Input data:
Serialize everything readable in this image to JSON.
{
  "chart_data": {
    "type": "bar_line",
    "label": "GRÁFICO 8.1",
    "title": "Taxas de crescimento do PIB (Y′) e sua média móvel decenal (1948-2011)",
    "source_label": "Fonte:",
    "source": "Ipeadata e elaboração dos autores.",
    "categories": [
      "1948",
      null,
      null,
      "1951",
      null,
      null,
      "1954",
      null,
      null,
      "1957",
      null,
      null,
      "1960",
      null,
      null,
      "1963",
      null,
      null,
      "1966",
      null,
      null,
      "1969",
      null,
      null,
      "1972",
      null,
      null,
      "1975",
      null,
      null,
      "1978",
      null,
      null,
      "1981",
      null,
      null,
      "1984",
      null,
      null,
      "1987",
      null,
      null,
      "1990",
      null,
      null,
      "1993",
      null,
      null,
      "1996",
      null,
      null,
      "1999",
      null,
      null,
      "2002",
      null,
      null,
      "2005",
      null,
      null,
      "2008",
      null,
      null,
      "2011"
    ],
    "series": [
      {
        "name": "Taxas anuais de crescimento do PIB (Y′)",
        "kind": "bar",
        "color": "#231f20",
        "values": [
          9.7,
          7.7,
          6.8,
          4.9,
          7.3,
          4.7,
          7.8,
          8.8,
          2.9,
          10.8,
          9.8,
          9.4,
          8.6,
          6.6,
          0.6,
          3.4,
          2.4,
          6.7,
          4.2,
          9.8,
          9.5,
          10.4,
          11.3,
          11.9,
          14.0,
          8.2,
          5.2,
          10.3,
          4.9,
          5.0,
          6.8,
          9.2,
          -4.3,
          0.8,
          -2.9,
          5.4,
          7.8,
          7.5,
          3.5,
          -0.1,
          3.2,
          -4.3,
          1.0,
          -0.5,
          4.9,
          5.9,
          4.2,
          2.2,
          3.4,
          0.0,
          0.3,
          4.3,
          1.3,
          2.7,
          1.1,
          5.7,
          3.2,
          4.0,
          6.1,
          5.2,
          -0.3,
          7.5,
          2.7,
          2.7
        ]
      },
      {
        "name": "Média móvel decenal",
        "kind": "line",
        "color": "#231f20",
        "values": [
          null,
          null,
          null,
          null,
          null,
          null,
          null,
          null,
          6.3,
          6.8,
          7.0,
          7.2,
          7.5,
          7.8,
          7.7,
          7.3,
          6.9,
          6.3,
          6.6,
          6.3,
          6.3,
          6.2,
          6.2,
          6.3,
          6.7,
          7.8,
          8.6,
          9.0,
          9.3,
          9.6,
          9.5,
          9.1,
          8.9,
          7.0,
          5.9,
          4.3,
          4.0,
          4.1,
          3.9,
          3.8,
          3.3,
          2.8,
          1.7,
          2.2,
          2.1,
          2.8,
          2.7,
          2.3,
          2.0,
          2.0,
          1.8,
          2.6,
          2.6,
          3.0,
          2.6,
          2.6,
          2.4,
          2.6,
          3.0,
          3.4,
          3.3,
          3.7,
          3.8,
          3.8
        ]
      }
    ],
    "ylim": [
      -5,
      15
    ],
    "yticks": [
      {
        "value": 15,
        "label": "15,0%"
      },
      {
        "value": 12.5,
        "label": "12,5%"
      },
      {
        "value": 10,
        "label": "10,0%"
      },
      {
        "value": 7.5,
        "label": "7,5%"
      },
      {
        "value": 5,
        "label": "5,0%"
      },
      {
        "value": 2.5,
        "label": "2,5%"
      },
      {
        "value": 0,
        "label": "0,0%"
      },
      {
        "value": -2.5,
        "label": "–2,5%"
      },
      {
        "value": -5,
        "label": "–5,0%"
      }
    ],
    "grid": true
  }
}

What is expected:
Search the data above for lines holding "decenal" and copy each of them.

Full response:
    "title": "Taxas de crescimento do PIB (Y′) e sua média móvel decenal (1948-2011)",
        "name": "Média móvel decenal",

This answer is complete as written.